- _Goal_
Scan the records below. List lines holding "event".

- _Records shown_
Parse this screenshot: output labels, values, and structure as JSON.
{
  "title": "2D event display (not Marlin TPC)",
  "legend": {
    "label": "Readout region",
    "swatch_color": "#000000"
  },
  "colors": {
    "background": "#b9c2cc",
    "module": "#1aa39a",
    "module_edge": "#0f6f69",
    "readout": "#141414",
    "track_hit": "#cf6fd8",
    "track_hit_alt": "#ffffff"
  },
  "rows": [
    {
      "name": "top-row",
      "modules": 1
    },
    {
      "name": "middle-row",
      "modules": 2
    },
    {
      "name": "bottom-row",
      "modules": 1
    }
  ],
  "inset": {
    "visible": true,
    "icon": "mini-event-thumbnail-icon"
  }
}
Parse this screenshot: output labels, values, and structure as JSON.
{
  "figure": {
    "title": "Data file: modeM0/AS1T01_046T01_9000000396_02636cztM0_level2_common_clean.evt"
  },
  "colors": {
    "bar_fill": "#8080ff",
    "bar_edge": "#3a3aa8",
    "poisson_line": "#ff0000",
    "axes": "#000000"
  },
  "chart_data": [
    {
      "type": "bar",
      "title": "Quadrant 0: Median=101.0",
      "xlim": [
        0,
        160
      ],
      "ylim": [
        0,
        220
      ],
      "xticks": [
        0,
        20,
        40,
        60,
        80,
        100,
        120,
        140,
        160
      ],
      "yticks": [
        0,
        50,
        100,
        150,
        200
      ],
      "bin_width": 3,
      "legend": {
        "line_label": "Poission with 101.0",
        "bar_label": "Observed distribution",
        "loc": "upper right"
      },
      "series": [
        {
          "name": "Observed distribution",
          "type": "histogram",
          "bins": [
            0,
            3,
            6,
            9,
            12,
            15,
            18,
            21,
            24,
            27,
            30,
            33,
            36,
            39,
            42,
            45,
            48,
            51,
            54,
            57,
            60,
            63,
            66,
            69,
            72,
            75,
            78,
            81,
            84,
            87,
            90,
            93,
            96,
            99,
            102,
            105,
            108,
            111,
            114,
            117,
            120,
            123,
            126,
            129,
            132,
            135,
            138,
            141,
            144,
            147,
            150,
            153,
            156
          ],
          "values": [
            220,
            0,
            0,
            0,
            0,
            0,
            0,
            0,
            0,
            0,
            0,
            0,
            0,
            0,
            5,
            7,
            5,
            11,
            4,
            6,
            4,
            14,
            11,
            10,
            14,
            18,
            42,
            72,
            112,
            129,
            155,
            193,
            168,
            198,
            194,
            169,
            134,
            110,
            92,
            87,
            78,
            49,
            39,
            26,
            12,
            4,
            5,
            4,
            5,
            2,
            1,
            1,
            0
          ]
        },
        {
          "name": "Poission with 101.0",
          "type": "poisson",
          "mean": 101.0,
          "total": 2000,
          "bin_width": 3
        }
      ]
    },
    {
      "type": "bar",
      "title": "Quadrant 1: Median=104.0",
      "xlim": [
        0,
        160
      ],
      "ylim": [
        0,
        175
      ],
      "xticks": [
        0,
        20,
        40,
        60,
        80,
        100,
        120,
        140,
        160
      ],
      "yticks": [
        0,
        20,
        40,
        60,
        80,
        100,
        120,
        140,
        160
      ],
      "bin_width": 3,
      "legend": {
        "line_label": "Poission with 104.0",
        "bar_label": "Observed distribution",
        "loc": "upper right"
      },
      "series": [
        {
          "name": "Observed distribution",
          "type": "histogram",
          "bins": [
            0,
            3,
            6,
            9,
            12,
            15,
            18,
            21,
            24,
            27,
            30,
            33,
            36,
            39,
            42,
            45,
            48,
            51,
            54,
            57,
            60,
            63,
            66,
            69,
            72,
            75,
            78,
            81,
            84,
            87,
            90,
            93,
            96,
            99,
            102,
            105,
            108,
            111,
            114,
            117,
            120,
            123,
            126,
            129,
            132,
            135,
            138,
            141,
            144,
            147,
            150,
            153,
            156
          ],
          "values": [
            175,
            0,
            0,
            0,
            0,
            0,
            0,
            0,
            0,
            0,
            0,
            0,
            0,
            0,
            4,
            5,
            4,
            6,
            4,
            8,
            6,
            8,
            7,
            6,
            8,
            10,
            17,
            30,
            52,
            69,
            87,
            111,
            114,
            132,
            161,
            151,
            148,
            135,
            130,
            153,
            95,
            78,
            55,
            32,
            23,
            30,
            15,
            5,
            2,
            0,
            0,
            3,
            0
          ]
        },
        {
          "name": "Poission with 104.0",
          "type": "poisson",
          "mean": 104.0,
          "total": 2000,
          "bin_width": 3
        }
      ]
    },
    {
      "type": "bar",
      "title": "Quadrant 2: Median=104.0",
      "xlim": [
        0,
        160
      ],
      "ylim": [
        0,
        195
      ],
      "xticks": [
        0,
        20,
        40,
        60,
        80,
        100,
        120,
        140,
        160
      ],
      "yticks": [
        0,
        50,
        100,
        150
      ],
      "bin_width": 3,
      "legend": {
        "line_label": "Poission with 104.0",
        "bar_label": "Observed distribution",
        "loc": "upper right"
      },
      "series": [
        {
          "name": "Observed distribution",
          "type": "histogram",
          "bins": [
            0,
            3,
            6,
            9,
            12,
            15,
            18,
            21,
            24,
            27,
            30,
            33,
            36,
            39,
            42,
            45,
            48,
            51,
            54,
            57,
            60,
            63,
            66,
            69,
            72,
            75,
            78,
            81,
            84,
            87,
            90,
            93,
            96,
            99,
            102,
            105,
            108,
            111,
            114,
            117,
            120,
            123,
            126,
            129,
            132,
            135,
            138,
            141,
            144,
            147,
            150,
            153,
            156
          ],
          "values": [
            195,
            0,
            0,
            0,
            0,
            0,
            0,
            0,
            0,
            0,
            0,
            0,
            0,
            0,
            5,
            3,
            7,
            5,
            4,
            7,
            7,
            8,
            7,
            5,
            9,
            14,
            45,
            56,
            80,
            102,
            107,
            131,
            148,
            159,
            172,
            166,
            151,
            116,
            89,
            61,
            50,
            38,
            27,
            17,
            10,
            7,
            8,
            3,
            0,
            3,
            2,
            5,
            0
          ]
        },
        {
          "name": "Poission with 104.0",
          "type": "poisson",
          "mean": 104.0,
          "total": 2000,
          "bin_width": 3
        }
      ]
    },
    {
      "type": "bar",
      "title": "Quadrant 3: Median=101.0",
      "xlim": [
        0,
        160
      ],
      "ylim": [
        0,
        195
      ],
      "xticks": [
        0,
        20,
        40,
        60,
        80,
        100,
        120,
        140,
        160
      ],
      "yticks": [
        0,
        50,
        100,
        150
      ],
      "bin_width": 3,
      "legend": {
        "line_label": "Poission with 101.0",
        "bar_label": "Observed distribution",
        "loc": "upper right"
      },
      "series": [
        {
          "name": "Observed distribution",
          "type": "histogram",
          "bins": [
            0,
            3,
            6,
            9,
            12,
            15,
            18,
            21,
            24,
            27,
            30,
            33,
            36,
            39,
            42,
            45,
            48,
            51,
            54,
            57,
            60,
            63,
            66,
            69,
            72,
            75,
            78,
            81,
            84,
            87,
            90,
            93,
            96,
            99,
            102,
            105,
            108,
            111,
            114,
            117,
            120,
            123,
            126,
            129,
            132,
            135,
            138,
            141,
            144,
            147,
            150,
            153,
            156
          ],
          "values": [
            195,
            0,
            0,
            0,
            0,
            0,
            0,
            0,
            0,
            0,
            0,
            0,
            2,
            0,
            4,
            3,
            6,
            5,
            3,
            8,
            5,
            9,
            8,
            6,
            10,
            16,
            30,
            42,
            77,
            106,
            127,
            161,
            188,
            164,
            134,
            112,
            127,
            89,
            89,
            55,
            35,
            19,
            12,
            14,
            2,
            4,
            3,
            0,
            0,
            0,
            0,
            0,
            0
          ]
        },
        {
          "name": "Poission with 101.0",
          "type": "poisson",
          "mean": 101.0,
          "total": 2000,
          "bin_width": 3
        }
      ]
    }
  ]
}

---

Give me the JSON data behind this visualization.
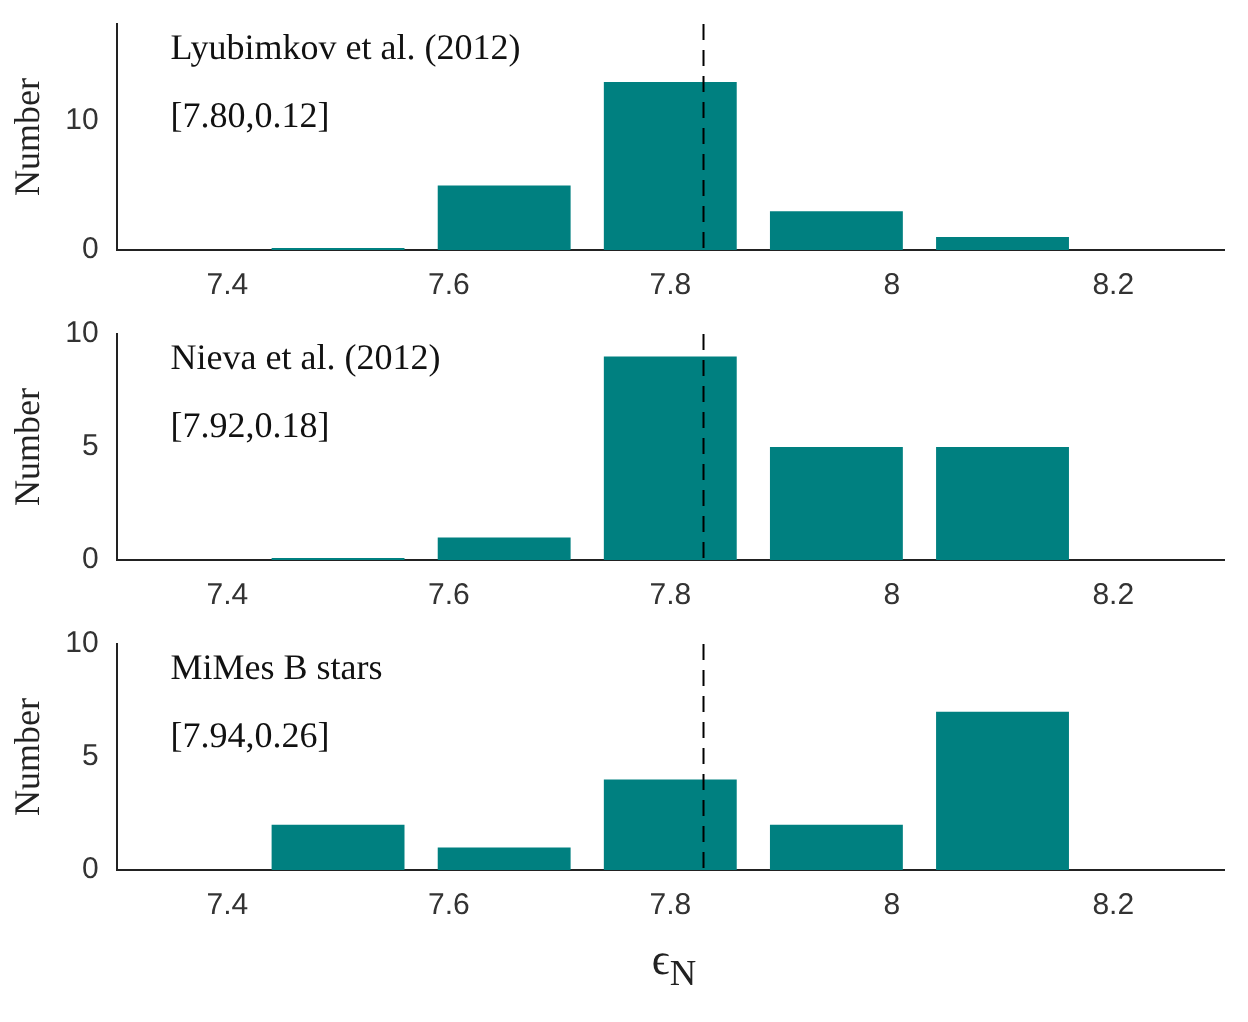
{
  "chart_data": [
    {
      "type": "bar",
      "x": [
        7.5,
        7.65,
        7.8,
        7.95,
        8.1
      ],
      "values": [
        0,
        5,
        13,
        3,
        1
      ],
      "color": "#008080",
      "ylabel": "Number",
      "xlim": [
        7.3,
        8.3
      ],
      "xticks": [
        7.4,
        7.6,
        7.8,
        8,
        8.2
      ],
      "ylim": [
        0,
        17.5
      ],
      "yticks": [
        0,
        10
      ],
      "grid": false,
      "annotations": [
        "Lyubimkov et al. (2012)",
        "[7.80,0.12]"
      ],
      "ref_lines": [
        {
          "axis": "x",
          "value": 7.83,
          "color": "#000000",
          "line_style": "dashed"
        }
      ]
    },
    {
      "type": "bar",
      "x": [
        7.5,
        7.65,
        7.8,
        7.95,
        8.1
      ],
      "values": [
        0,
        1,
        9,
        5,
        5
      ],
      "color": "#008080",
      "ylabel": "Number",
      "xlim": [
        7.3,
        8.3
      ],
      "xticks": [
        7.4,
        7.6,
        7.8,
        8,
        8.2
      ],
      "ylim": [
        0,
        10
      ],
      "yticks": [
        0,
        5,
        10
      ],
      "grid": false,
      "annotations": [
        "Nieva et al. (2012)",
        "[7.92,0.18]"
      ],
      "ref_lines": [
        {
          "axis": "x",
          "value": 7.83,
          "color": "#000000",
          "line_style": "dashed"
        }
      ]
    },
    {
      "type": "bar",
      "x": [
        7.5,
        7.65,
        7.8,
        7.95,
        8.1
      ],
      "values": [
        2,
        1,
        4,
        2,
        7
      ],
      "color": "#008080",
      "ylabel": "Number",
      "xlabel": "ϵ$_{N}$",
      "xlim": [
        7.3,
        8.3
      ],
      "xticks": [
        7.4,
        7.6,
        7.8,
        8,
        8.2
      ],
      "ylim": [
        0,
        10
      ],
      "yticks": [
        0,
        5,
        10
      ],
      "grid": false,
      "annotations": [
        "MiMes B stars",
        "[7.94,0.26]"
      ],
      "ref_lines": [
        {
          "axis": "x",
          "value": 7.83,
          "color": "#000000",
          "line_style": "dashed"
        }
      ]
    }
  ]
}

- _Written reply_
  "title": "2D event display (not Marlin TPC)",
    "icon": "mini-event-thumbnail-icon"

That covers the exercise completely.